Une vive émotion a gagné la communauté sanitaire de la zone de santé rurale de Gombari après l’assassinat tragique de l’infirmier Emmanuel Thomo Akemane, survenu le 6 juin 2026 à l’Hôpital d’Anoalite à Mungbere. Pour dénoncer ce drame et exiger que justice soit rendue, les professionnels de santé réunis au sein de l’Intersyndicale du Secteur de la Santé (ISS-RDC), sous-antenne de Wanga, ont organisé une marche pacifique ce lundi 15 juin.

Vêtus pour la plupart de blouses blanches, symbole de leur engagement au service de la population, les manifestants ont parcouru les rues de Wanga derrière une banderole portant le portrait de leur regretté collègue et des messages dénonçant son assassinat. À travers cette mobilisation, ils ont exprimé leur indignation face à un acte qu’ils qualifient de grave atteinte à la sécurité des agents de santé.

Données répertoriées ->
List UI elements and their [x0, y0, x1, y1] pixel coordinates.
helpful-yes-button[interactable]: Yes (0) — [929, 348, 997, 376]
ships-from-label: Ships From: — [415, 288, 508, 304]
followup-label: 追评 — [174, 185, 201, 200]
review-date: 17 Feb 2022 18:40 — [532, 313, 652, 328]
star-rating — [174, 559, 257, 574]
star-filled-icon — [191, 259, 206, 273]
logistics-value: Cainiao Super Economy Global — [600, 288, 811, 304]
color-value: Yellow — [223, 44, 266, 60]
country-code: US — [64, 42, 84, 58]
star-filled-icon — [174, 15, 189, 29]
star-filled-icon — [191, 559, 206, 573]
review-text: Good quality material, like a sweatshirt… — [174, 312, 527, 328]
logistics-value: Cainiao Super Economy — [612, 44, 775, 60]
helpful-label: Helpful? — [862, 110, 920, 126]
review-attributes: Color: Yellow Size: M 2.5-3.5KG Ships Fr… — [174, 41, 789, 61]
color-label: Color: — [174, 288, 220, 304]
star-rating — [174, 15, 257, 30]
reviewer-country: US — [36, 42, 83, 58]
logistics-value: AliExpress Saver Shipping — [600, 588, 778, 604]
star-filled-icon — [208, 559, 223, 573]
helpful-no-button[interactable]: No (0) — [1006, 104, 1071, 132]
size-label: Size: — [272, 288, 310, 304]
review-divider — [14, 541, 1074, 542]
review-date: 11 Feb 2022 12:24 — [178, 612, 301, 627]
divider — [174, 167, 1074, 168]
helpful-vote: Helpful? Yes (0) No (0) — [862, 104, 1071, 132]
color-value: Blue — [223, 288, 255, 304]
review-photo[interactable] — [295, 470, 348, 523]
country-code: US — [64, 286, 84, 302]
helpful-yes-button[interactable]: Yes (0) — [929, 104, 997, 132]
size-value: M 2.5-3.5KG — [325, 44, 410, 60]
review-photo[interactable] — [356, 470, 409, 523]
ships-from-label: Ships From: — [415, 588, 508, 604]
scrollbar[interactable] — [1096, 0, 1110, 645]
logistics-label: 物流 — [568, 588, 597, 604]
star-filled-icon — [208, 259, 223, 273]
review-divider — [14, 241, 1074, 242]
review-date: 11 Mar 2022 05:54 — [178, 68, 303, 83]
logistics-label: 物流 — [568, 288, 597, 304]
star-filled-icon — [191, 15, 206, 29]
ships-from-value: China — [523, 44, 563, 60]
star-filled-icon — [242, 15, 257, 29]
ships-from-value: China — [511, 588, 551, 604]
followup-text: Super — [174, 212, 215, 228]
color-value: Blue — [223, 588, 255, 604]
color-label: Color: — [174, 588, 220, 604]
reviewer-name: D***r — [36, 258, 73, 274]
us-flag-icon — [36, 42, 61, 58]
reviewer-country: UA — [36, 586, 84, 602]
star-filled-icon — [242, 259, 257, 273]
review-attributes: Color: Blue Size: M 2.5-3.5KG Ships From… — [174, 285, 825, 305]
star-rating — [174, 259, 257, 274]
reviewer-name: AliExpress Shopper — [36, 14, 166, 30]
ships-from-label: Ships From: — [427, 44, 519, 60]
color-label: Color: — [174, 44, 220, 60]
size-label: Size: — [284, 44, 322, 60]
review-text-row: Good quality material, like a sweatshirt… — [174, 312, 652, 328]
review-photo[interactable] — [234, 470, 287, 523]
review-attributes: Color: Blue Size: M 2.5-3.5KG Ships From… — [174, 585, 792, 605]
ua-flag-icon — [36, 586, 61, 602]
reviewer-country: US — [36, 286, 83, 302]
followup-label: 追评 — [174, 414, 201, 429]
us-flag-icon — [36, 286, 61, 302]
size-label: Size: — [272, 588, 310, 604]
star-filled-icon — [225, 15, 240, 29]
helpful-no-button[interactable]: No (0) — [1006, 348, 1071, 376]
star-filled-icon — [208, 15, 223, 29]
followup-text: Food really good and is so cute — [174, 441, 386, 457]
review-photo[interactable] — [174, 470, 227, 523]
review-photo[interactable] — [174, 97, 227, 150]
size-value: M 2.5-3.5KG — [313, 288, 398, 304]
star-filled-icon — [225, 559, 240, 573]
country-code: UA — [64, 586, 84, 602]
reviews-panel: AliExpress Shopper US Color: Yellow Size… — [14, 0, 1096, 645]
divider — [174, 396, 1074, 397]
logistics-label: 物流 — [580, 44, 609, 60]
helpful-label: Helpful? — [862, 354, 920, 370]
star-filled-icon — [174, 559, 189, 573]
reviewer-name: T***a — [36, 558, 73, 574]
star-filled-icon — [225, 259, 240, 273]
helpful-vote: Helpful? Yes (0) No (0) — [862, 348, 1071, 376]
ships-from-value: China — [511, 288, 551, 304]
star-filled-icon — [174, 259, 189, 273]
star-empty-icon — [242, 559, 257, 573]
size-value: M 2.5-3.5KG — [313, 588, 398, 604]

Consigne ->
Reprenez le texte sur la marche des soignants à Wanga après sa dernière phrase et prolongez-le. Les données forment un matériau distinct du texte.

Réponse ->
Selon les déclarations des organisateurs, Emmanuel Thomo Akemane a perdu la vie alors qu’il se trouvait sur son lieu de travail. Les infirmiers affirment que le présumé auteur de cet acte serait un élément des Forces armées de la République démocratique du Congo (FARDC). Face à cette situation, ils demandent l’ouverture d’une enquête indépendante afin que toute la lumière soit faite sur les circonstances de ce drame.

Les manifestants ont également appelé les autorités compétentes à prendre des mesures urgentes pour garantir la protection des médecins, infirmiers et autres prestataires de santé dans l’exercice de leurs fonctions. Ils estiment que ceux qui consacrent leur vie à sauver celle des autres doivent pouvoir travailler dans un environnement sécurisé et respectueux.

Au cours de cette manifestation, plusieurs participants ont rendu hommage à Emmanuel Thomo Akemane, décrit par ses collègues comme un professionnel dévoué, apprécié pour son sens du devoir et son engagement envers les patients.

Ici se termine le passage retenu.